**Aim:** Repeat each line word for word.

**Records for the task:**
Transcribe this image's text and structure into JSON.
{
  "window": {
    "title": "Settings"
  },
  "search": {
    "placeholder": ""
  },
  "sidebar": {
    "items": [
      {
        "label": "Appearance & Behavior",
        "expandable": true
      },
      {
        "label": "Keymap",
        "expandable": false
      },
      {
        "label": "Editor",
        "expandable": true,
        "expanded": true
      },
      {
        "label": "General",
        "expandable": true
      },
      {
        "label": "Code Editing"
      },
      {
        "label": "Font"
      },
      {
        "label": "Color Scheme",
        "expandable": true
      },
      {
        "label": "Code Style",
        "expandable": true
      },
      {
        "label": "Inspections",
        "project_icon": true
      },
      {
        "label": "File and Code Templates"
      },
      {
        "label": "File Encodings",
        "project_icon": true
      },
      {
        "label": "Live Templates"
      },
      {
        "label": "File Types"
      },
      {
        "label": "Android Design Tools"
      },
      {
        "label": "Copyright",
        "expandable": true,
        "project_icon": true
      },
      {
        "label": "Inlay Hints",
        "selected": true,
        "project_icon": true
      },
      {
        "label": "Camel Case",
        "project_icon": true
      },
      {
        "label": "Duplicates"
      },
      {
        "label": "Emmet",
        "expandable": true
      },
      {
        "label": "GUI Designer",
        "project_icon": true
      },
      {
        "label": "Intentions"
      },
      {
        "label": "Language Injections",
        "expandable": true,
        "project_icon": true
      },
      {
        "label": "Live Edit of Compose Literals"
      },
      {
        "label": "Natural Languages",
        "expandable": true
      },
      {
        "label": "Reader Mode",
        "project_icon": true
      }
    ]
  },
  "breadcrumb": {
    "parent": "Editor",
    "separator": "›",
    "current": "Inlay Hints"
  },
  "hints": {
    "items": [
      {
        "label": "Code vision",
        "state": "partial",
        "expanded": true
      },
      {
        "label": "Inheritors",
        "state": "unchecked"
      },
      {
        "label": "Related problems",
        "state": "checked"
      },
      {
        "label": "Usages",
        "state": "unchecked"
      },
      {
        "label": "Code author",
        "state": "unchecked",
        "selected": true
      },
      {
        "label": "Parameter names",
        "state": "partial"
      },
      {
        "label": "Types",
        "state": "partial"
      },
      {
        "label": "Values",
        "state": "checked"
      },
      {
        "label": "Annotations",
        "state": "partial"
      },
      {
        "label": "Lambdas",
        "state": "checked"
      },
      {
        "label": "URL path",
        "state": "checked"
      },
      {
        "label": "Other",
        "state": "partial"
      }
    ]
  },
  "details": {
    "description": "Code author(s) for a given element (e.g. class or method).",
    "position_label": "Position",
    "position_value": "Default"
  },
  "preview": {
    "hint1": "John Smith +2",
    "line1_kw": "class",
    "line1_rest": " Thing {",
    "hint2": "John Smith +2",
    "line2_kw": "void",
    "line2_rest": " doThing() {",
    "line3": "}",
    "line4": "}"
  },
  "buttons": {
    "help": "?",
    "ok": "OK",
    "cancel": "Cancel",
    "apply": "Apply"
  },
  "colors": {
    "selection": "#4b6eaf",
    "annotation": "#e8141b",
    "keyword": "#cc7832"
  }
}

**Output for this exercise:**
Transcribe this image's text and structure into JSON.
{
  "window": {
    "title": "Settings"
  },
  "search": {
    "placeholder": ""
  },
  "sidebar": {
    "items": [
      {
        "label": "Appearance & Behavior",
        "expandable": true
      },
      {
        "label": "Keymap",
        "expandable": false
      },
      {
        "label": "Editor",
        "expandable": true,
        "expanded": true
      },
      {
        "label": "General",
        "expandable": true
      },
      {
        "label": "Code Editing"
      },
      {
        "label": "Font"
      },
      {
        "label": "Color Scheme",
        "expandable": true
      },
      {
        "label": "Code Style",
        "expandable": true
      },
      {
        "label": "Inspections",
        "project_icon": true
      },
      {
        "label": "File and Code Templates"
      },
      {
        "label": "File Encodings",
        "project_icon": true
      },
      {
        "label": "Live Templates"
      },
      {
        "label": "File Types"
      },
      {
        "label": "Android Design Tools"
      },
      {
        "label": "Copyright",
        "expandable": true,
        "project_icon": true
      },
      {
        "label": "Inlay Hints",
        "selected": true,
        "project_icon": true
      },
      {
        "label": "Camel Case",
        "project_icon": true
      },
      {
        "label": "Duplicates"
      },
      {
        "label": "Emmet",
        "expandable": true
      },
      {
        "label": "GUI Designer",
        "project_icon": true
      },
      {
        "label": "Intentions"
      },
      {
        "label": "Language Injections",
        "expandable": true,
        "project_icon": true
      },
      {
        "label": "Live Edit of Compose Literals"
      },
      {
        "label": "Natural Languages",
        "expandable": true
      },
      {
        "label": "Reader Mode",
        "project_icon": true
      }
    ]
  },
  "breadcrumb": {
    "parent": "Editor",
    "separator": "›",
    "current": "Inlay Hints"
  },
  "hints": {
    "items": [
      {
        "label": "Code vision",
        "state": "partial",
        "expanded": true
      },
      {
        "label": "Inheritors",
        "state": "unchecked"
      },
      {
        "label": "Related problems",
        "state": "checked"
      },
      {
        "label": "Usages",
        "state": "unchecked"
      },
      {
        "label": "Code author",
        "state": "unchecked",
        "selected": true
      },
      {
        "label": "Parameter names",
        "state": "partial"
      },
      {
        "label": "Types",
        "state": "partial"
      },
      {
        "label": "Values",
        "state": "checked"
      },
      {
        "label": "Annotations",
        "state": "partial"
      },
      {
        "label": "Lambdas",
        "state": "checked"
      },
      {
        "label": "URL path",
        "state": "checked"
      },
      {
        "label": "Other",
        "state": "partial"
      }
    ]
  },
  "details": {
    "description": "Code author(s) for a given element (e.g. class or method).",
    "position_label": "Position",
    "position_value": "Default"
  },
  "preview": {
    "hint1": "John Smith +2",
    "line1_kw": "class",
    "line1_rest": " Thing {",
    "hint2": "John Smith +2",
    "line2_kw": "void",
    "line2_rest": " doThing() {",
    "line3": "}",
    "line4": "}"
  },
  "buttons": {
    "help": "?",
    "ok": "OK",
    "cancel": "Cancel",
    "apply": "Apply"
  },
  "colors": {
    "selection": "#4b6eaf",
    "annotation": "#e8141b",
    "keyword": "#cc7832"
  }
}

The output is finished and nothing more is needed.